• _PROBLEM REQUIREMENTS_:
Extract each line of the material that follows exactly and omit its pictures.

>> BEGIN RECORDS SHOWN

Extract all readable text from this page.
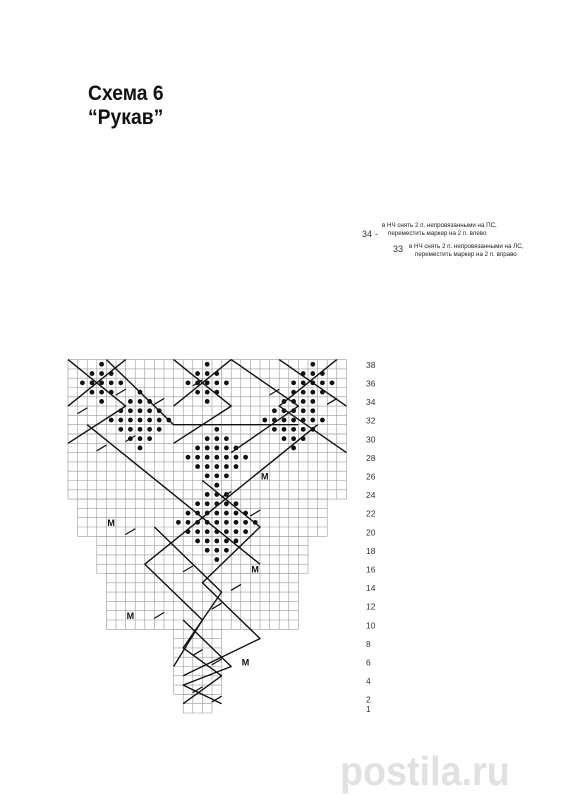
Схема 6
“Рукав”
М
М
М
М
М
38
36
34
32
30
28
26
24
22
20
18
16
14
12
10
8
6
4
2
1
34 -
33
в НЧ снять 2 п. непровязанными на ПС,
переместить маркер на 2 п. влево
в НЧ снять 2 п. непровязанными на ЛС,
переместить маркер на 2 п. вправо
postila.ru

>> END RECORDS SHOWN

• _RIGHT ANSWER_:
Extract all readable text from this page.
Схема 6
“Рукав”
М
М
М
М
М
38
36
34
32
30
28
26
24
22
20
18
16
14
12
10
8
6
4
2
1
34 -
33
в НЧ снять 2 п. непровязанными на ПС,
переместить маркер на 2 п. влево
в НЧ снять 2 п. непровязанными на ЛС,
переместить маркер на 2 п. вправо
postila.ru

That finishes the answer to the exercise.